Set down the material below word for word, excluding the pictures.
----- DATA FOR THIS EXERCISE
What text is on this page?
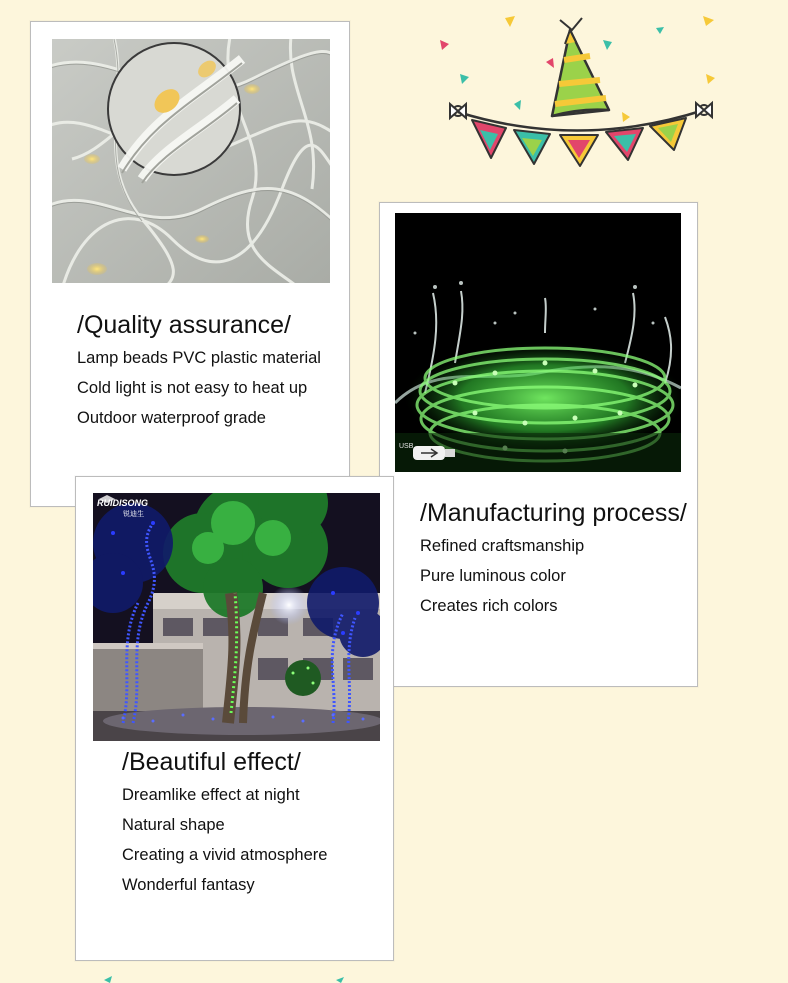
/Quality assurance/

Lamp beads PVC plastic material

Cold light is not easy to heat up

Outdoor waterproof grade

USB
/Manufacturing process/

Refined craftsmanship

Pure luminous color

Creates rich colors

RUIDISONG
锐迪生
/Beautiful effect/

Dreamlike effect at night

Natural shape

Creating a vivid atmosphere

Wonderful fantasy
----------
## THE SOLUTION
What text is on this page?
/Quality assurance/

Lamp beads PVC plastic material

Cold light is not easy to heat up

Outdoor waterproof grade

USB
/Manufacturing process/

Refined craftsmanship

Pure luminous color

Creates rich colors

RUIDISONG
锐迪生
/Beautiful effect/

Dreamlike effect at night

Natural shape

Creating a vivid atmosphere

Wonderful fantasy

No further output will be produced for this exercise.